## TASK TO COMPLETE
Copy out the listing that follows exactly, dropping every picture.

(A run of records)

—————

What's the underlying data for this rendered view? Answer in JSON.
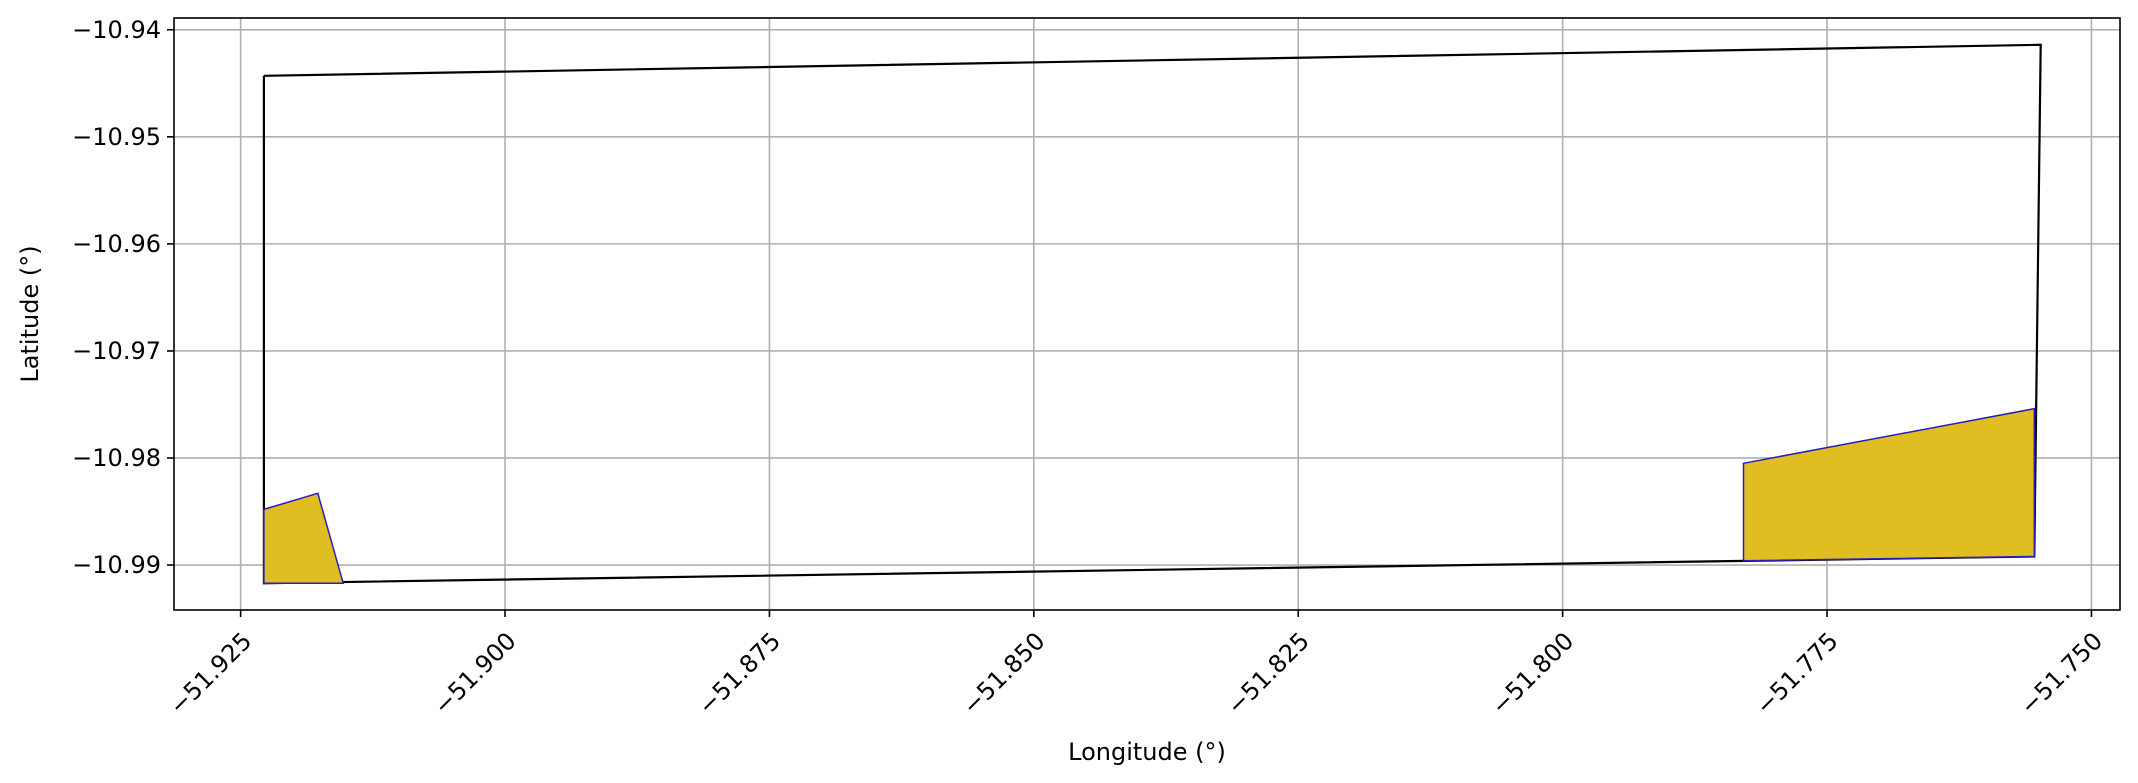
{
  "chart_data": {
    "type": "area",
    "xlabel": "Longitude (°)",
    "ylabel": "Latitude (°)",
    "xlim": [
      -51.9313,
      -51.7473
    ],
    "ylim": [
      -10.9942,
      -10.9389
    ],
    "grid": true,
    "x_ticks": [
      -51.925,
      -51.9,
      -51.875,
      -51.85,
      -51.825,
      -51.8,
      -51.775,
      -51.75
    ],
    "x_tick_labels": [
      "−51.925",
      "−51.900",
      "−51.875",
      "−51.850",
      "−51.825",
      "−51.800",
      "−51.775",
      "−51.750"
    ],
    "y_ticks": [
      -10.94,
      -10.95,
      -10.96,
      -10.97,
      -10.98,
      -10.99
    ],
    "y_tick_labels": [
      "−10.94",
      "−10.95",
      "−10.96",
      "−10.97",
      "−10.98",
      "−10.99"
    ],
    "series": [
      {
        "kind": "outline",
        "color": "#000000",
        "points": [
          [
            -51.9228,
            -10.9443
          ],
          [
            -51.7548,
            -10.9414
          ],
          [
            -51.7554,
            -10.9892
          ],
          [
            -51.9228,
            -10.9917
          ],
          [
            -51.9228,
            -10.9443
          ]
        ]
      },
      {
        "kind": "filled",
        "fill": "#e0be22",
        "edge": "#2a1fb8",
        "points": [
          [
            -51.9228,
            -10.9848
          ],
          [
            -51.9177,
            -10.9833
          ],
          [
            -51.9153,
            -10.9917
          ],
          [
            -51.9228,
            -10.9917
          ],
          [
            -51.9228,
            -10.9848
          ]
        ]
      },
      {
        "kind": "filled",
        "fill": "#e0be22",
        "edge": "#2a1fb8",
        "points": [
          [
            -51.7829,
            -10.9805
          ],
          [
            -51.7554,
            -10.9754
          ],
          [
            -51.7554,
            -10.9892
          ],
          [
            -51.7829,
            -10.9896
          ],
          [
            -51.7829,
            -10.9805
          ]
        ]
      }
    ]
  }
}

—————

## WRITTEN RESPONSE
What's the underlying data for this rendered view? Answer in JSON.
{
  "chart_data": {
    "type": "area",
    "xlabel": "Longitude (°)",
    "ylabel": "Latitude (°)",
    "xlim": [
      -51.9313,
      -51.7473
    ],
    "ylim": [
      -10.9942,
      -10.9389
    ],
    "grid": true,
    "x_ticks": [
      -51.925,
      -51.9,
      -51.875,
      -51.85,
      -51.825,
      -51.8,
      -51.775,
      -51.75
    ],
    "x_tick_labels": [
      "−51.925",
      "−51.900",
      "−51.875",
      "−51.850",
      "−51.825",
      "−51.800",
      "−51.775",
      "−51.750"
    ],
    "y_ticks": [
      -10.94,
      -10.95,
      -10.96,
      -10.97,
      -10.98,
      -10.99
    ],
    "y_tick_labels": [
      "−10.94",
      "−10.95",
      "−10.96",
      "−10.97",
      "−10.98",
      "−10.99"
    ],
    "series": [
      {
        "kind": "outline",
        "color": "#000000",
        "points": [
          [
            -51.9228,
            -10.9443
          ],
          [
            -51.7548,
            -10.9414
          ],
          [
            -51.7554,
            -10.9892
          ],
          [
            -51.9228,
            -10.9917
          ],
          [
            -51.9228,
            -10.9443
          ]
        ]
      },
      {
        "kind": "filled",
        "fill": "#e0be22",
        "edge": "#2a1fb8",
        "points": [
          [
            -51.9228,
            -10.9848
          ],
          [
            -51.9177,
            -10.9833
          ],
          [
            -51.9153,
            -10.9917
          ],
          [
            -51.9228,
            -10.9917
          ],
          [
            -51.9228,
            -10.9848
          ]
        ]
      },
      {
        "kind": "filled",
        "fill": "#e0be22",
        "edge": "#2a1fb8",
        "points": [
          [
            -51.7829,
            -10.9805
          ],
          [
            -51.7554,
            -10.9754
          ],
          [
            -51.7554,
            -10.9892
          ],
          [
            -51.7829,
            -10.9896
          ],
          [
            -51.7829,
            -10.9805
          ]
        ]
      }
    ]
  }
}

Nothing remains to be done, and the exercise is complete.